= Aim =
Every line from the one with "Convert this document image to plain text." through the end of the entries below should be written out exactly; the pictures should not.

= Information given =

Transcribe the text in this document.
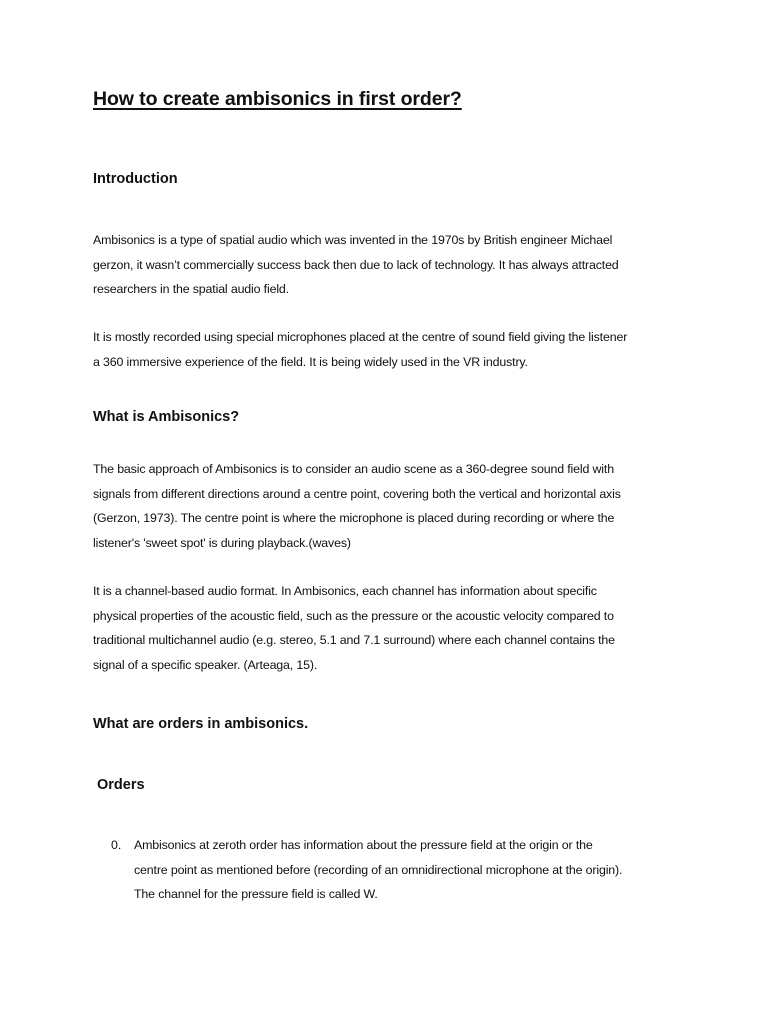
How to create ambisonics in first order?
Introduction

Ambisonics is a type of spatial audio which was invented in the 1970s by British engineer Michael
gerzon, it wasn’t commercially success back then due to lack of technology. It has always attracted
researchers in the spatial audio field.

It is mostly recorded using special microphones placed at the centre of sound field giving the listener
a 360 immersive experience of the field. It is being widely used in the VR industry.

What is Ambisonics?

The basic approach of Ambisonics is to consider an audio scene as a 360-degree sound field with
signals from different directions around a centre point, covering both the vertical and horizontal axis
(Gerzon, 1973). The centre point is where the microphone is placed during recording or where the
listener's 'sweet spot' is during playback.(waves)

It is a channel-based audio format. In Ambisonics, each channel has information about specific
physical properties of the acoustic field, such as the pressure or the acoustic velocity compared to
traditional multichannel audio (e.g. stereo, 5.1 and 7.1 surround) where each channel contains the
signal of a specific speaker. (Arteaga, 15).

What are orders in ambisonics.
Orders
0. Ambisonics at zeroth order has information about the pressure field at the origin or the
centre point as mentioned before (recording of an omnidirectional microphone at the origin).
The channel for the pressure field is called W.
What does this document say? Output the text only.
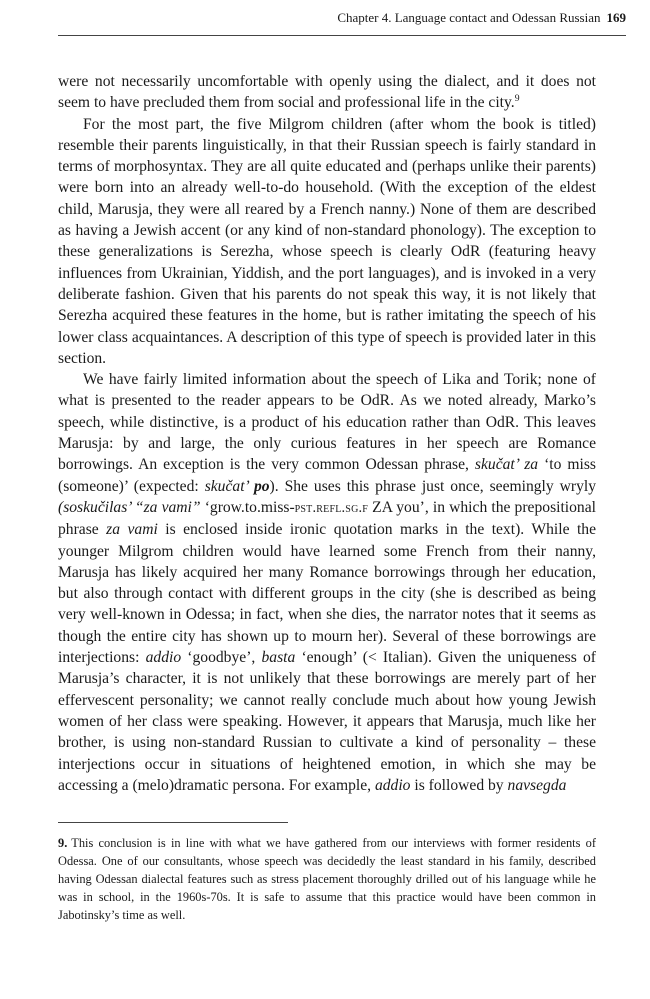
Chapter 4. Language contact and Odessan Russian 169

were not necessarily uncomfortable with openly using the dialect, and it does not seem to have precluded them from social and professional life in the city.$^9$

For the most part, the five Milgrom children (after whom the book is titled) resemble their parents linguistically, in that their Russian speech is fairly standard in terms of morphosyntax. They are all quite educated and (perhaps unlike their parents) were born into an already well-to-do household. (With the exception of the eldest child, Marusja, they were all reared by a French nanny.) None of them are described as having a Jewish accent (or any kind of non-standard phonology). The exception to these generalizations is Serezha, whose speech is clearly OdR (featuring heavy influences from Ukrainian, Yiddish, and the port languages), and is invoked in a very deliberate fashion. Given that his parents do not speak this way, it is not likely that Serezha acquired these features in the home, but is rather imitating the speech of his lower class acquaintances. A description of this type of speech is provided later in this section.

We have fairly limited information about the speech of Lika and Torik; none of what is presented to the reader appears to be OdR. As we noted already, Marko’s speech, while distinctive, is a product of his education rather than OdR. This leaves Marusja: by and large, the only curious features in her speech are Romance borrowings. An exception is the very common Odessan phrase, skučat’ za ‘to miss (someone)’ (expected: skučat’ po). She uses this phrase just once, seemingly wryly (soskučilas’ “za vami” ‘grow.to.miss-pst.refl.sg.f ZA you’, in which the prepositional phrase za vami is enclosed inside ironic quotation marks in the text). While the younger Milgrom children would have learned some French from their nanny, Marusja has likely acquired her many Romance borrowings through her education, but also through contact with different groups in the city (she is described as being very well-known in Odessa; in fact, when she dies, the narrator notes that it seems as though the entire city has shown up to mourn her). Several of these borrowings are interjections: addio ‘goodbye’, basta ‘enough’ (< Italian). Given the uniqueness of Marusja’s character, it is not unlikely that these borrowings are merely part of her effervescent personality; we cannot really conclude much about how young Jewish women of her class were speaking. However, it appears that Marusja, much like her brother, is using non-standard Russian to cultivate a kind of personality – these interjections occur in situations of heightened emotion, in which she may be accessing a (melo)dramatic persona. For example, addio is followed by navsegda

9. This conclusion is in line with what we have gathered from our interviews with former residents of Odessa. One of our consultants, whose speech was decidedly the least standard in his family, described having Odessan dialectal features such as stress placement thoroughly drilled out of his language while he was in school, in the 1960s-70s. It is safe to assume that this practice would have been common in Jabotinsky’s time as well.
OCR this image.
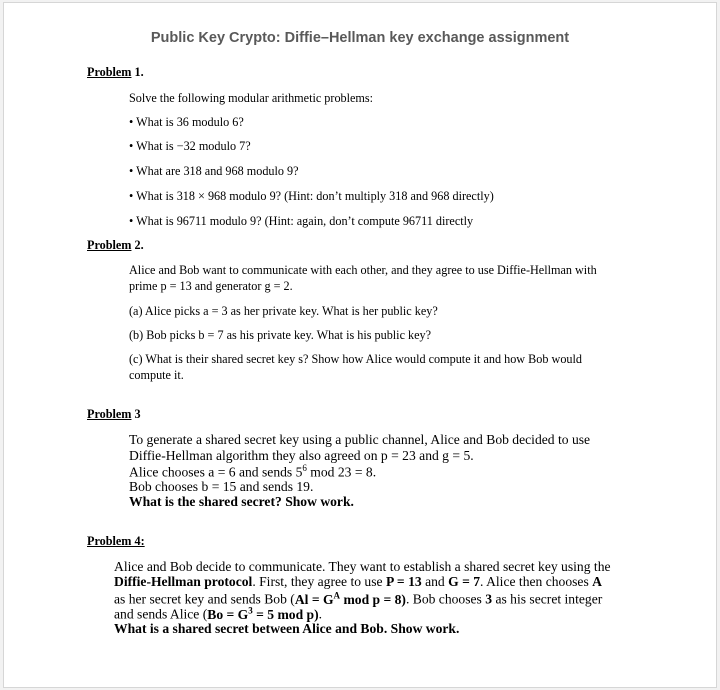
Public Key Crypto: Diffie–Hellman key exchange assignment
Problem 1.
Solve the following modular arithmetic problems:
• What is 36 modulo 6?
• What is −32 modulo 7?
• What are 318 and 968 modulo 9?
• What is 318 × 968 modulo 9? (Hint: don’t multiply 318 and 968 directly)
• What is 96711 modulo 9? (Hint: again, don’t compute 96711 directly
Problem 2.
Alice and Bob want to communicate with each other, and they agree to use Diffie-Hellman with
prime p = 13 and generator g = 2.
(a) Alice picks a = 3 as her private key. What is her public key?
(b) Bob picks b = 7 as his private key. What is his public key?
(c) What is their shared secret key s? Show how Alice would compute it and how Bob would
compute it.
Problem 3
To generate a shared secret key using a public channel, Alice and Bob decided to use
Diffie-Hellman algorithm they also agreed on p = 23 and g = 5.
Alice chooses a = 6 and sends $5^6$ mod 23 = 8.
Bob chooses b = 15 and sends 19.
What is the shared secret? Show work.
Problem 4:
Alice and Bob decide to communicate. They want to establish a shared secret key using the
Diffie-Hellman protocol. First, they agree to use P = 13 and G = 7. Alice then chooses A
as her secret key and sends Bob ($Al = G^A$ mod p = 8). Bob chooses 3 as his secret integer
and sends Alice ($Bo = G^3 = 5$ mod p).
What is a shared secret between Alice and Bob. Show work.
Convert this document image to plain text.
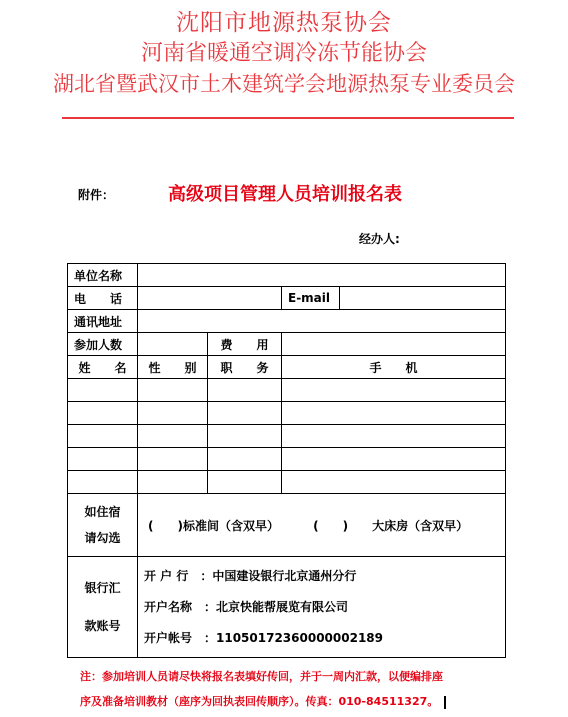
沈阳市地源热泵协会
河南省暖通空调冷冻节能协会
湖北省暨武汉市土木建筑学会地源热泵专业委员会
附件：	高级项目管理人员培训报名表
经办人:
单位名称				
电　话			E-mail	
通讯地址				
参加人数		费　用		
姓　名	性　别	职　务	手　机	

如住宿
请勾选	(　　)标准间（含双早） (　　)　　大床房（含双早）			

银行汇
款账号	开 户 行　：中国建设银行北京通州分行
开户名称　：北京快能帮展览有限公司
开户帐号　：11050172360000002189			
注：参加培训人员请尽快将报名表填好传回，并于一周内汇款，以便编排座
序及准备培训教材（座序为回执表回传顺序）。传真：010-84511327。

= Exercise result =
Convert this document image to plain text.
沈阳市地源热泵协会
河南省暖通空调冷冻节能协会
湖北省暨武汉市土木建筑学会地源热泵专业委员会
附件：	高级项目管理人员培训报名表
经办人:
单位名称				
电　话			E-mail	
通讯地址				
参加人数		费　用		
姓　名	性　别	职　务	手　机	

如住宿
请勾选	(　　)标准间（含双早） (　　)　　大床房（含双早）			

银行汇
款账号	开 户 行　：中国建设银行北京通州分行
开户名称　：北京快能帮展览有限公司
开户帐号　：11050172360000002189			
注：参加培训人员请尽快将报名表填好传回，并于一周内汇款，以便编排座
序及准备培训教材（座序为回执表回传顺序）。传真：010-84511327。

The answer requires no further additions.